Exercise requirements
Every line of the data must be copied exactly.

## begin

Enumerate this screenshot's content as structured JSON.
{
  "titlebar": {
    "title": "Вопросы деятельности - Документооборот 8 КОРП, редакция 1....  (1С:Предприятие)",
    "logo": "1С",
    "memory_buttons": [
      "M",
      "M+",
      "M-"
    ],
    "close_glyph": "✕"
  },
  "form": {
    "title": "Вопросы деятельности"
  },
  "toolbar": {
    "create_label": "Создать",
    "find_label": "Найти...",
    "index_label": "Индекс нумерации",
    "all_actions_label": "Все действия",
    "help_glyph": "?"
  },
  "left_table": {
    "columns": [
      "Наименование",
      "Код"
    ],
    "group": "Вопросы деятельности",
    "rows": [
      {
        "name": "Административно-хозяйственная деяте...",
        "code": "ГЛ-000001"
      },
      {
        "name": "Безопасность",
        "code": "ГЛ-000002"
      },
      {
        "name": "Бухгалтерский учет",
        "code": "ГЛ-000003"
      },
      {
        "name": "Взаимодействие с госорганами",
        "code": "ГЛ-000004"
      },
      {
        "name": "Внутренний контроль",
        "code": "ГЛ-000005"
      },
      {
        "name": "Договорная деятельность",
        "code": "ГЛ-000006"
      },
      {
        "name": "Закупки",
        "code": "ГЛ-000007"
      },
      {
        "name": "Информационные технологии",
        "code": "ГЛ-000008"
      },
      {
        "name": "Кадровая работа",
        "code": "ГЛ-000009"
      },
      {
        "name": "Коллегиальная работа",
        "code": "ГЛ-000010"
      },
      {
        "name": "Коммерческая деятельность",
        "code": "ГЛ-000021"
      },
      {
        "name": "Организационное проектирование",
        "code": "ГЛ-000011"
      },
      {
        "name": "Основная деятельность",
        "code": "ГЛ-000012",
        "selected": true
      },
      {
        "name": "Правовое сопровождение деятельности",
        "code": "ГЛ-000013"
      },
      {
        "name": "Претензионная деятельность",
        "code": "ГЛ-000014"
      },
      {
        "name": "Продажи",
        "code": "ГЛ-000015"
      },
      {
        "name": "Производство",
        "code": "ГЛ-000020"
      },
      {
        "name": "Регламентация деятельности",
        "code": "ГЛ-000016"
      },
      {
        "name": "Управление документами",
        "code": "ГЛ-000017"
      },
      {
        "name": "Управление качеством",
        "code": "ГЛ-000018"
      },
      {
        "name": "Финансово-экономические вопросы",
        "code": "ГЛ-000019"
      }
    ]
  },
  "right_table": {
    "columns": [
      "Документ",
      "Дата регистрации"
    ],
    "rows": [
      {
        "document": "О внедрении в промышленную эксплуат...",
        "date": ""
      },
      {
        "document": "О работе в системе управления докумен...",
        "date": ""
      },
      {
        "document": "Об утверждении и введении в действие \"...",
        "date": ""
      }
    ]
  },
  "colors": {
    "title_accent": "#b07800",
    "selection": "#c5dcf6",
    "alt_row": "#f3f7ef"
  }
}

## end

Result
Enumerate this screenshot's content as structured JSON.
{
  "titlebar": {
    "title": "Вопросы деятельности - Документооборот 8 КОРП, редакция 1....  (1С:Предприятие)",
    "logo": "1С",
    "memory_buttons": [
      "M",
      "M+",
      "M-"
    ],
    "close_glyph": "✕"
  },
  "form": {
    "title": "Вопросы деятельности"
  },
  "toolbar": {
    "create_label": "Создать",
    "find_label": "Найти...",
    "index_label": "Индекс нумерации",
    "all_actions_label": "Все действия",
    "help_glyph": "?"
  },
  "left_table": {
    "columns": [
      "Наименование",
      "Код"
    ],
    "group": "Вопросы деятельности",
    "rows": [
      {
        "name": "Административно-хозяйственная деяте...",
        "code": "ГЛ-000001"
      },
      {
        "name": "Безопасность",
        "code": "ГЛ-000002"
      },
      {
        "name": "Бухгалтерский учет",
        "code": "ГЛ-000003"
      },
      {
        "name": "Взаимодействие с госорганами",
        "code": "ГЛ-000004"
      },
      {
        "name": "Внутренний контроль",
        "code": "ГЛ-000005"
      },
      {
        "name": "Договорная деятельность",
        "code": "ГЛ-000006"
      },
      {
        "name": "Закупки",
        "code": "ГЛ-000007"
      },
      {
        "name": "Информационные технологии",
        "code": "ГЛ-000008"
      },
      {
        "name": "Кадровая работа",
        "code": "ГЛ-000009"
      },
      {
        "name": "Коллегиальная работа",
        "code": "ГЛ-000010"
      },
      {
        "name": "Коммерческая деятельность",
        "code": "ГЛ-000021"
      },
      {
        "name": "Организационное проектирование",
        "code": "ГЛ-000011"
      },
      {
        "name": "Основная деятельность",
        "code": "ГЛ-000012",
        "selected": true
      },
      {
        "name": "Правовое сопровождение деятельности",
        "code": "ГЛ-000013"
      },
      {
        "name": "Претензионная деятельность",
        "code": "ГЛ-000014"
      },
      {
        "name": "Продажи",
        "code": "ГЛ-000015"
      },
      {
        "name": "Производство",
        "code": "ГЛ-000020"
      },
      {
        "name": "Регламентация деятельности",
        "code": "ГЛ-000016"
      },
      {
        "name": "Управление документами",
        "code": "ГЛ-000017"
      },
      {
        "name": "Управление качеством",
        "code": "ГЛ-000018"
      },
      {
        "name": "Финансово-экономические вопросы",
        "code": "ГЛ-000019"
      }
    ]
  },
  "right_table": {
    "columns": [
      "Документ",
      "Дата регистрации"
    ],
    "rows": [
      {
        "document": "О внедрении в промышленную эксплуат...",
        "date": ""
      },
      {
        "document": "О работе в системе управления докумен...",
        "date": ""
      },
      {
        "document": "Об утверждении и введении в действие \"...",
        "date": ""
      }
    ]
  },
  "colors": {
    "title_accent": "#b07800",
    "selection": "#c5dcf6",
    "alt_row": "#f3f7ef"
  }
}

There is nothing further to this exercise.